Dataset records:
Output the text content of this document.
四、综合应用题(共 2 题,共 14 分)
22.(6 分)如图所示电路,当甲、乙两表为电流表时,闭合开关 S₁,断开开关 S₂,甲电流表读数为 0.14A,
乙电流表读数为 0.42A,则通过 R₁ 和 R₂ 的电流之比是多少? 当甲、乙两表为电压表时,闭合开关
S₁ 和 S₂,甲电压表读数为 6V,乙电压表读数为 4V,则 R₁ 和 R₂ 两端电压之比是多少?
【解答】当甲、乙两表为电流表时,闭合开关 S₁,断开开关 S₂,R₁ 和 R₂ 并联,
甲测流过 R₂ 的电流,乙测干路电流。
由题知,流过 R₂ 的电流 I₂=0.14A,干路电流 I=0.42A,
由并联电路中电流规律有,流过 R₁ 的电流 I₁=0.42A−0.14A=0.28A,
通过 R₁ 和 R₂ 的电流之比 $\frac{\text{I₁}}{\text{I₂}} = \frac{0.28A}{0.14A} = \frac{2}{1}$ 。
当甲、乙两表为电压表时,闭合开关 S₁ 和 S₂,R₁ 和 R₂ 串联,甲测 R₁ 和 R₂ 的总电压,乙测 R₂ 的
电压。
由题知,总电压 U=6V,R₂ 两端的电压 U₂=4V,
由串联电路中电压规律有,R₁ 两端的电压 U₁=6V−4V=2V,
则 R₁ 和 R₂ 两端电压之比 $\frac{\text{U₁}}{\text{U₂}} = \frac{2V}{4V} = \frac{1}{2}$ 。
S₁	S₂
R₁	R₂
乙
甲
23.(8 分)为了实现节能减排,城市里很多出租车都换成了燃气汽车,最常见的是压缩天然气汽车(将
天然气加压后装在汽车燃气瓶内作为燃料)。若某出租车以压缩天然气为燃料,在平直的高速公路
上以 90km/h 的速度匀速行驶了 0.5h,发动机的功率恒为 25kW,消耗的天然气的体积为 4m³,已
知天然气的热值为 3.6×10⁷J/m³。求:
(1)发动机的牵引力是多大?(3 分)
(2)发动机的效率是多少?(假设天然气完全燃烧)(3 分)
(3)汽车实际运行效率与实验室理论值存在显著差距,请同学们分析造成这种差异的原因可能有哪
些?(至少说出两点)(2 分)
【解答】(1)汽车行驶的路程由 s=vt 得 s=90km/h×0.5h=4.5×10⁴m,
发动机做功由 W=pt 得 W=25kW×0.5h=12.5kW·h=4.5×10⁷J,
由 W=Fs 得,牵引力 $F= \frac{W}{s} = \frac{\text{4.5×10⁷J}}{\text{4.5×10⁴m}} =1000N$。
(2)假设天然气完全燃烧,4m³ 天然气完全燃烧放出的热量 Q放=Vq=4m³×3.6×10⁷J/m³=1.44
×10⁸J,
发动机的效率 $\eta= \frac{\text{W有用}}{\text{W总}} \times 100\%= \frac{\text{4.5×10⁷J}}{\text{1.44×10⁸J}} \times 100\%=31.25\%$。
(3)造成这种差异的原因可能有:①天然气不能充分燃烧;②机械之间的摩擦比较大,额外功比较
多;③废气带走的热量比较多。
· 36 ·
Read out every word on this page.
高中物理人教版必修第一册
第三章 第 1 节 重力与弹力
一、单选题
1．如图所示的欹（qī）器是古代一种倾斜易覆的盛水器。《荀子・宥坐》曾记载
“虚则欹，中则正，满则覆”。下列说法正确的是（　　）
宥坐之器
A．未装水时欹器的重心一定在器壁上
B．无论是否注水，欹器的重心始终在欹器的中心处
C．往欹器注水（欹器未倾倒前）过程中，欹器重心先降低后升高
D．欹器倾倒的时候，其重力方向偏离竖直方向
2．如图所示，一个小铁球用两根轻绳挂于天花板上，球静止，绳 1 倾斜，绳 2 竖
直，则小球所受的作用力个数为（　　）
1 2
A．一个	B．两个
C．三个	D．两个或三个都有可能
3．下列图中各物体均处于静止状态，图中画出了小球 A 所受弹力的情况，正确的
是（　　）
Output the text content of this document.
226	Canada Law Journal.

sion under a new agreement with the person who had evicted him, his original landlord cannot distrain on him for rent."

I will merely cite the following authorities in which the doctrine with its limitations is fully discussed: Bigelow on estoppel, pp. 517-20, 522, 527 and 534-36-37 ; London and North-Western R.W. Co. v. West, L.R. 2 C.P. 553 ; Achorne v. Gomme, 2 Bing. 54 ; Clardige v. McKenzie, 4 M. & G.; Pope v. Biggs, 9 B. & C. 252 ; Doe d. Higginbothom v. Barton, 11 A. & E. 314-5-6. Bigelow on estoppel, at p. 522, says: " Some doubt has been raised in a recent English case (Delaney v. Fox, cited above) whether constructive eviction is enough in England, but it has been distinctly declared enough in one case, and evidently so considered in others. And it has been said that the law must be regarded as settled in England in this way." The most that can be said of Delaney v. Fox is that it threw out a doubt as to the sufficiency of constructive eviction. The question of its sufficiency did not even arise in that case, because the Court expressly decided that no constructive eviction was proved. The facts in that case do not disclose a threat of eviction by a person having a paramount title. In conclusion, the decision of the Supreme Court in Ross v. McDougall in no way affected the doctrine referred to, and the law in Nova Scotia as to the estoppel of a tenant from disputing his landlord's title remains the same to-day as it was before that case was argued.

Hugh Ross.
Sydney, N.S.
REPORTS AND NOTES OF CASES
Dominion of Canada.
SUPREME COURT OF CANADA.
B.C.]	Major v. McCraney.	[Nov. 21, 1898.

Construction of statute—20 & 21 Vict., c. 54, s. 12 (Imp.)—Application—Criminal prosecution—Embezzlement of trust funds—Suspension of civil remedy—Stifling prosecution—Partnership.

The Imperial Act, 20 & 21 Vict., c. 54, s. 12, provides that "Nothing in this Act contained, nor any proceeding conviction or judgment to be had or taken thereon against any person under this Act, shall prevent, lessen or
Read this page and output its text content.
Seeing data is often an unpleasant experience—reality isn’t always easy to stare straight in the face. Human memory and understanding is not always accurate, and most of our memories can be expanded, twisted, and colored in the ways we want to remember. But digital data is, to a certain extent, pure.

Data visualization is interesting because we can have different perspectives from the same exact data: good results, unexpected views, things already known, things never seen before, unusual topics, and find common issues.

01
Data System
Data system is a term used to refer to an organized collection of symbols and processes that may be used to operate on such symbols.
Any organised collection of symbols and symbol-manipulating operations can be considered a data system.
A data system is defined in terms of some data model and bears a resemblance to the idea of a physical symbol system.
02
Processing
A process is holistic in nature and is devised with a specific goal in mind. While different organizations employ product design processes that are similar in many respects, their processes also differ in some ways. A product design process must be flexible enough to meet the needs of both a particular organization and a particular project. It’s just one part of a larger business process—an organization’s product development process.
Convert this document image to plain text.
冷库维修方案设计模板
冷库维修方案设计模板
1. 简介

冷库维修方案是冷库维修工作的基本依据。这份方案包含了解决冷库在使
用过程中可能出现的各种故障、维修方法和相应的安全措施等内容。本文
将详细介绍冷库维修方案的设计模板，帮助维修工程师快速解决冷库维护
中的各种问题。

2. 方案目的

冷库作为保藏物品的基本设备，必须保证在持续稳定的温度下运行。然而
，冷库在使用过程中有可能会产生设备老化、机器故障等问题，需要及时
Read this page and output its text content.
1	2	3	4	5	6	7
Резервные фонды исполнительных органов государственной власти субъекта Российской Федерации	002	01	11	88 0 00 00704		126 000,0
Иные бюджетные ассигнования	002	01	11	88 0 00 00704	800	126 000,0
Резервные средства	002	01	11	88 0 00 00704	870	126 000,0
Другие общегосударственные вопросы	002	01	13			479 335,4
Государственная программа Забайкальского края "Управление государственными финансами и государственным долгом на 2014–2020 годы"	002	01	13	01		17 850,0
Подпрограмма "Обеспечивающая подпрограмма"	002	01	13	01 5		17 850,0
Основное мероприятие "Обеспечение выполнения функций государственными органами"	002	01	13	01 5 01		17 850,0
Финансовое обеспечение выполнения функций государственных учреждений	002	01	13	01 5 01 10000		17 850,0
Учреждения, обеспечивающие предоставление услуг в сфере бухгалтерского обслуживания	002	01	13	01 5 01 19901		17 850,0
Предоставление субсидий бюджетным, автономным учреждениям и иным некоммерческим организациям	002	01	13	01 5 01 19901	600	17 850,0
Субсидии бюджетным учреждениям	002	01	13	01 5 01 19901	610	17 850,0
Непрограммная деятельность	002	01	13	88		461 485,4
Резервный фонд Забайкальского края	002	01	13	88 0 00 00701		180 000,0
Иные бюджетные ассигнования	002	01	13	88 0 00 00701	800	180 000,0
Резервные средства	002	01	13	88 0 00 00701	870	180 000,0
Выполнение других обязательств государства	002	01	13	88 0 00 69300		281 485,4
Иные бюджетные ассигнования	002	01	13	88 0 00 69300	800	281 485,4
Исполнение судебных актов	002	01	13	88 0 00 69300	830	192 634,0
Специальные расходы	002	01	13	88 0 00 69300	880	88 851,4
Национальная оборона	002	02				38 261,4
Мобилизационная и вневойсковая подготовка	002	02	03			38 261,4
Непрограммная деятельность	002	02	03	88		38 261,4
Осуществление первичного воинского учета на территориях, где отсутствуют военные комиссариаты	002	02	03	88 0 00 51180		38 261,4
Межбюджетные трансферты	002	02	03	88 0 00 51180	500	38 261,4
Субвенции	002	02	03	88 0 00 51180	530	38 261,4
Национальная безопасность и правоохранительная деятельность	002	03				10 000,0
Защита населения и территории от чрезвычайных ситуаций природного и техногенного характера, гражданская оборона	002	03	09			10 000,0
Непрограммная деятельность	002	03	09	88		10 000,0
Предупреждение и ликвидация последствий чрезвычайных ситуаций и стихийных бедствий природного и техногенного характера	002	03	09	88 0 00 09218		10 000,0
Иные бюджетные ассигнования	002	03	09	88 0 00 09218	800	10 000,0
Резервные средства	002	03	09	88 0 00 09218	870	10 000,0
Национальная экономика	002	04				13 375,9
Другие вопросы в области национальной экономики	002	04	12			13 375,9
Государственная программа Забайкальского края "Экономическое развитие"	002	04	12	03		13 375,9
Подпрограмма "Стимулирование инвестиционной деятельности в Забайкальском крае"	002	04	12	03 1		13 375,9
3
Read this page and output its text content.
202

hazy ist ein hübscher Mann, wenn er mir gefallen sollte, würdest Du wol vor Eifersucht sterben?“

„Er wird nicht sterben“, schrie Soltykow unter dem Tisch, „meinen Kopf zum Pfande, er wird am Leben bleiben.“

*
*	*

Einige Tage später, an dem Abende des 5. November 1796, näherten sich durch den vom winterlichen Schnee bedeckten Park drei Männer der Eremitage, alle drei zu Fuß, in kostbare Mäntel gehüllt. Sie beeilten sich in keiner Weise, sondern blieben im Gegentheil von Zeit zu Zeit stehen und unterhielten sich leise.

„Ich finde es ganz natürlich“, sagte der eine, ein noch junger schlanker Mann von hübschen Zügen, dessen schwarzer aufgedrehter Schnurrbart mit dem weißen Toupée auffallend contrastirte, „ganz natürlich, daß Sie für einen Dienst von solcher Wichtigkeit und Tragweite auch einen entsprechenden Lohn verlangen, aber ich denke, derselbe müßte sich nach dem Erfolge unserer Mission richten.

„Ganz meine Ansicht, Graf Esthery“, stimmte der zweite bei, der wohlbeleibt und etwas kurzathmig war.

PROBLEM: Gather up the lines containing the word "природного" from these records and copy them.

EXPECTED ANSWER:
Защита населения и территории от чрезвычайных ситуаций природного и техногенного характера, гражданская оборона	002	03	09			10 000,0
Предупреждение и ликвидация последствий чрезвычайных ситуаций и стихийных бедствий природного и техногенного характера	002	03	09	88 0 00 09218		10 000,0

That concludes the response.